Required task :: Copy out all of the data below with no alterations.

Structured figure records:
--------------------------------
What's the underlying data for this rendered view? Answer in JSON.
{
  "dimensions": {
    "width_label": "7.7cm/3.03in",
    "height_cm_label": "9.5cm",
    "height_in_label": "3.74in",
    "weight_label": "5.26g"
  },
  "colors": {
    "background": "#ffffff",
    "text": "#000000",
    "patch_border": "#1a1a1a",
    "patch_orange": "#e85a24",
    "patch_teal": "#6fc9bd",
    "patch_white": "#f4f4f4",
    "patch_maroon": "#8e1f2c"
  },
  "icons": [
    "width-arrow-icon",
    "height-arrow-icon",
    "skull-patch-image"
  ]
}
--------------------------------
Finished exercise ::
What's the underlying data for this rendered view? Answer in JSON.
{
  "dimensions": {
    "width_label": "7.7cm/3.03in",
    "height_cm_label": "9.5cm",
    "height_in_label": "3.74in",
    "weight_label": "5.26g"
  },
  "colors": {
    "background": "#ffffff",
    "text": "#000000",
    "patch_border": "#1a1a1a",
    "patch_orange": "#e85a24",
    "patch_teal": "#6fc9bd",
    "patch_white": "#f4f4f4",
    "patch_maroon": "#8e1f2c"
  },
  "icons": [
    "width-arrow-icon",
    "height-arrow-icon",
    "skull-patch-image"
  ]
}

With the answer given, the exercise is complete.